■ TASK DESCRIPTION:
Only a number is expected: how many lines in the data below contain the word "titech".

■ RECORDS PROVIDED:
· · · · · · ·
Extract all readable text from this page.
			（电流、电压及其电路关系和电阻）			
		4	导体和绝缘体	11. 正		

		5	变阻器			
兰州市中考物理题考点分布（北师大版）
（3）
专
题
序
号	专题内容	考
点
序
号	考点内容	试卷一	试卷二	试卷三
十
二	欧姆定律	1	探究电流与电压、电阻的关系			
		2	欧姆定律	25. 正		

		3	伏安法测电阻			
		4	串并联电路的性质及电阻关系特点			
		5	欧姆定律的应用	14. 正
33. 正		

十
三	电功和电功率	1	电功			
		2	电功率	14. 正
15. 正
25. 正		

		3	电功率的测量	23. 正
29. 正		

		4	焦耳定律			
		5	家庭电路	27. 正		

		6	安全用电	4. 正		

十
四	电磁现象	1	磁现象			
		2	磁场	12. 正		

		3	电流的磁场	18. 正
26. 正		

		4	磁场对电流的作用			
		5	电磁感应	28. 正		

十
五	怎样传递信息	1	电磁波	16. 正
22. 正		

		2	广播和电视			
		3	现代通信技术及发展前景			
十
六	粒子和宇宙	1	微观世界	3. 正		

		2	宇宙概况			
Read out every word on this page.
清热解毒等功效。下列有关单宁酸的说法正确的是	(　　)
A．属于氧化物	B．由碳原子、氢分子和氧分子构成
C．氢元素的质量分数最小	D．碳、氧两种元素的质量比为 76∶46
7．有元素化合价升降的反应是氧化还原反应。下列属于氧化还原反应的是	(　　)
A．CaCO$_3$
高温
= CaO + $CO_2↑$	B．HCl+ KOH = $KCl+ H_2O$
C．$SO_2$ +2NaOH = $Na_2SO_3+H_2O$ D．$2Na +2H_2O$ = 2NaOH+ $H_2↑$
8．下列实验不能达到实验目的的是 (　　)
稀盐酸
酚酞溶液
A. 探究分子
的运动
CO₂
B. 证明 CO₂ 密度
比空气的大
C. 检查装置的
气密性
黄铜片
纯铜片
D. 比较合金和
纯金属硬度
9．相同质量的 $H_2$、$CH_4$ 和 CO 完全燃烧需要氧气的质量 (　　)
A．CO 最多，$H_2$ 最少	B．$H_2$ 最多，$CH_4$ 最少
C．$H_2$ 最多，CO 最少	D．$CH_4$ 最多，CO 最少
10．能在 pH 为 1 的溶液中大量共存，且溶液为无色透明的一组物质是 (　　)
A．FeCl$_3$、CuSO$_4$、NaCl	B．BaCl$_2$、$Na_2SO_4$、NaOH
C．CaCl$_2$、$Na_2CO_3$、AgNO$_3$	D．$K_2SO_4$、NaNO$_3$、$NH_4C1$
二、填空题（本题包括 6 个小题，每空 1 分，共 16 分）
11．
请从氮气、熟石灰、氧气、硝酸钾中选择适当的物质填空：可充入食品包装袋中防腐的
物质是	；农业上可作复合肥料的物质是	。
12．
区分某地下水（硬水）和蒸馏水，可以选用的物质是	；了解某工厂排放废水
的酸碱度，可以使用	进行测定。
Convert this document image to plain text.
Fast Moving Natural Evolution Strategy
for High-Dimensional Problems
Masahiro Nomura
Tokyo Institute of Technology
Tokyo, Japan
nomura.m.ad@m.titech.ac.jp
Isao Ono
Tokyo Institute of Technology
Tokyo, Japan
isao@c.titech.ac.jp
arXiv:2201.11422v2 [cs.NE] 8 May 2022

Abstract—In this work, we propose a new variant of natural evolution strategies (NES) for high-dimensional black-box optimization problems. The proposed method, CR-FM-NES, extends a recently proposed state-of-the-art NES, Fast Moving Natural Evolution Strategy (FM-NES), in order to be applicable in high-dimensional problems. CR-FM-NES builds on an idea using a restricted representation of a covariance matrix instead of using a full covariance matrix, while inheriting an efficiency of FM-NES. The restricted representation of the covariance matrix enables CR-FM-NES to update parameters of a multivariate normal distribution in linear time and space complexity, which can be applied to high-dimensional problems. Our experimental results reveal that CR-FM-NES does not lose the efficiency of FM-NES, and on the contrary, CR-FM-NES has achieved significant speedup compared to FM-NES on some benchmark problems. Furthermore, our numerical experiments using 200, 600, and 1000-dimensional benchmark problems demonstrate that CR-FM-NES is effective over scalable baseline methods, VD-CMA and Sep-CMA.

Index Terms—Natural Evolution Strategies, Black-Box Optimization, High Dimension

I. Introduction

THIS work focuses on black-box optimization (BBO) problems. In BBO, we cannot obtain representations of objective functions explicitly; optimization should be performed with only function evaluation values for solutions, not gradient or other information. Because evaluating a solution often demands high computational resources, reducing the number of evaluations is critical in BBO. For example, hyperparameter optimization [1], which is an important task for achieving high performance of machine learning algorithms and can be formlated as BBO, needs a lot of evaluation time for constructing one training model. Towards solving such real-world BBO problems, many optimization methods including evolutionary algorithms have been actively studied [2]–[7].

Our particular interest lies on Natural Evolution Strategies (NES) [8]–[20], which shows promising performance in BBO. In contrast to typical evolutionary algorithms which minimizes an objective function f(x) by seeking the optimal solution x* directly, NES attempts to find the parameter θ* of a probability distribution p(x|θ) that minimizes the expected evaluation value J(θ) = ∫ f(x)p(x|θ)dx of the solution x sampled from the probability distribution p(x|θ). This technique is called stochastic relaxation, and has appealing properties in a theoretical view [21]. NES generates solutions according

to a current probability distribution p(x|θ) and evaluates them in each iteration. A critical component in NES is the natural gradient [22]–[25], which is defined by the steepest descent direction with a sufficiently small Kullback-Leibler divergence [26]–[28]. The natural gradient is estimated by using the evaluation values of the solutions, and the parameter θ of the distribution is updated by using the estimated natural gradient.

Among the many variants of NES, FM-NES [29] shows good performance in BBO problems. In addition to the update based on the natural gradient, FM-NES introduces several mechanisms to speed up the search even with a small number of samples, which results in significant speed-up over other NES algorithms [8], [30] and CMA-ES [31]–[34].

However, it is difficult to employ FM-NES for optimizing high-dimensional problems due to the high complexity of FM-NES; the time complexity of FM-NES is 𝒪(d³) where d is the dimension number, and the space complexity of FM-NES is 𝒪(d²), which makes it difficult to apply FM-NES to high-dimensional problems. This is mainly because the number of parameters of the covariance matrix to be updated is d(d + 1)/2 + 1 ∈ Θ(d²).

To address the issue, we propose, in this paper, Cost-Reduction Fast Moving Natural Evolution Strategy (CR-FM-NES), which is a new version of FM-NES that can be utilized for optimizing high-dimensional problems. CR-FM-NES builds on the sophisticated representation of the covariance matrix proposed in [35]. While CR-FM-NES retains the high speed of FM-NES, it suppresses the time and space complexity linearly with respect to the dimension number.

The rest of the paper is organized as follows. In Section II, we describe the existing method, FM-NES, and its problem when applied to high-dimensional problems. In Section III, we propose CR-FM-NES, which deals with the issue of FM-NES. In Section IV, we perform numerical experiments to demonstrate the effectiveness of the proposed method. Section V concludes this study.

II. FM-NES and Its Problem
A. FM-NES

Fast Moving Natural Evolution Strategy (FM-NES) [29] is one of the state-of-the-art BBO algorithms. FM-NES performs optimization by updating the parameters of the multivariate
· · · · · · ·
■ ANSWER TO THE EXERCISE:
2